### Stated problem
Transcribe the records below in full; pictures stay out of the copy.

### Data for the task
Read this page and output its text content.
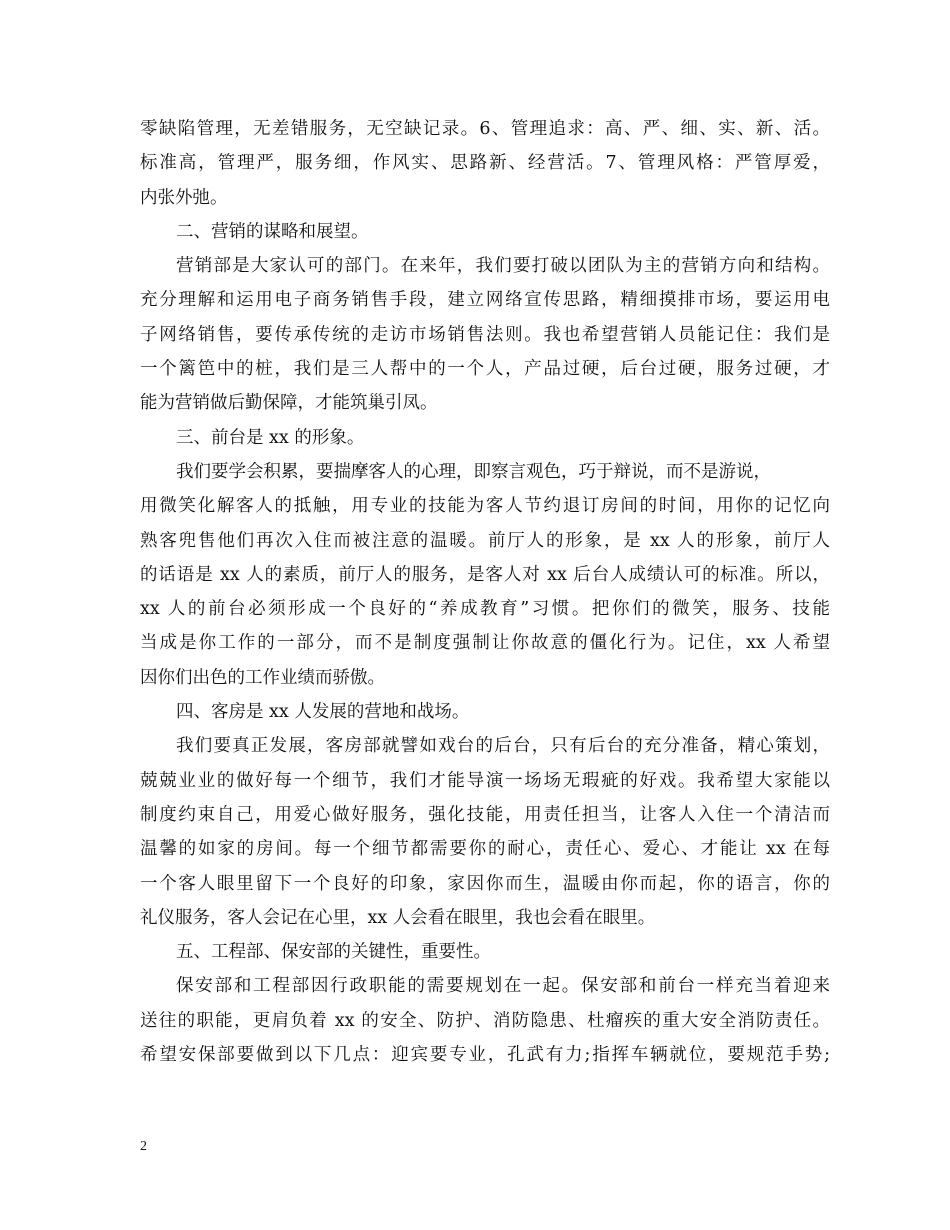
零缺陷管理，无差错服务，无空缺记录。6、管理追求：高、严、细、实、新、活。
标准高，管理严，服务细，作风实、思路新、经营活。7、管理风格：严管厚爱，
内张外弛。
二、营销的谋略和展望。
营销部是大家认可的部门。在来年，我们要打破以团队为主的营销方向和结构。
充分理解和运用电子商务销售手段，建立网络宣传思路，精细摸排市场，要运用电
子网络销售，要传承传统的走访市场销售法则。我也希望营销人员能记住：我们是
一个篱笆中的桩，我们是三人帮中的一个人，产品过硬，后台过硬，服务过硬，才
能为营销做后勤保障，才能筑巢引凤。
三、前台是 xx 的形象。
我们要学会积累，要揣摩客人的心理，即察言观色，巧于辩说，而不是游说，
用微笑化解客人的抵触，用专业的技能为客人节约退订房间的时间，用你的记忆向
熟客兜售他们再次入住而被注意的温暖。前厅人的形象，是 xx 人的形象，前厅人
的话语是 xx 人的素质，前厅人的服务，是客人对 xx 后台人成绩认可的标准。所以，
xx 人的前台必须形成一个良好的“养成教育”习惯。把你们的微笑，服务、技能
当成是你工作的一部分，而不是制度强制让你故意的僵化行为。记住，xx 人希望
因你们出色的工作业绩而骄傲。
四、客房是 xx 人发展的营地和战场。
我们要真正发展，客房部就譬如戏台的后台，只有后台的充分准备，精心策划，
兢兢业业的做好每一个细节，我们才能导演一场场无瑕疵的好戏。我希望大家能以
制度约束自己，用爱心做好服务，强化技能，用责任担当，让客人入住一个清洁而
温馨的如家的房间。每一个细节都需要你的耐心，责任心、爱心、才能让 xx 在每
一个客人眼里留下一个良好的印象，家因你而生，温暖由你而起，你的语言，你的
礼仪服务，客人会记在心里，xx 人会看在眼里，我也会看在眼里。
五、工程部、保安部的关键性，重要性。
保安部和工程部因行政职能的需要规划在一起。保安部和前台一样充当着迎来
送往的职能，更肩负着 xx 的安全、防护、消防隐患、杜瘤疾的重大安全消防责任。
希望安保部要做到以下几点：迎宾要专业，孔武有力;指挥车辆就位，要规范手势;
2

### Task result
Read this page and output its text content.
零缺陷管理，无差错服务，无空缺记录。6、管理追求：高、严、细、实、新、活。
标准高，管理严，服务细，作风实、思路新、经营活。7、管理风格：严管厚爱，
内张外弛。
二、营销的谋略和展望。
营销部是大家认可的部门。在来年，我们要打破以团队为主的营销方向和结构。
充分理解和运用电子商务销售手段，建立网络宣传思路，精细摸排市场，要运用电
子网络销售，要传承传统的走访市场销售法则。我也希望营销人员能记住：我们是
一个篱笆中的桩，我们是三人帮中的一个人，产品过硬，后台过硬，服务过硬，才
能为营销做后勤保障，才能筑巢引凤。
三、前台是 xx 的形象。
我们要学会积累，要揣摩客人的心理，即察言观色，巧于辩说，而不是游说，
用微笑化解客人的抵触，用专业的技能为客人节约退订房间的时间，用你的记忆向
熟客兜售他们再次入住而被注意的温暖。前厅人的形象，是 xx 人的形象，前厅人
的话语是 xx 人的素质，前厅人的服务，是客人对 xx 后台人成绩认可的标准。所以，
xx 人的前台必须形成一个良好的“养成教育”习惯。把你们的微笑，服务、技能
当成是你工作的一部分，而不是制度强制让你故意的僵化行为。记住，xx 人希望
因你们出色的工作业绩而骄傲。
四、客房是 xx 人发展的营地和战场。
我们要真正发展，客房部就譬如戏台的后台，只有后台的充分准备，精心策划，
兢兢业业的做好每一个细节，我们才能导演一场场无瑕疵的好戏。我希望大家能以
制度约束自己，用爱心做好服务，强化技能，用责任担当，让客人入住一个清洁而
温馨的如家的房间。每一个细节都需要你的耐心，责任心、爱心、才能让 xx 在每
一个客人眼里留下一个良好的印象，家因你而生，温暖由你而起，你的语言，你的
礼仪服务，客人会记在心里，xx 人会看在眼里，我也会看在眼里。
五、工程部、保安部的关键性，重要性。
保安部和工程部因行政职能的需要规划在一起。保安部和前台一样充当着迎来
送往的职能，更肩负着 xx 的安全、防护、消防隐患、杜瘤疾的重大安全消防责任。
希望安保部要做到以下几点：迎宾要专业，孔武有力;指挥车辆就位，要规范手势;
2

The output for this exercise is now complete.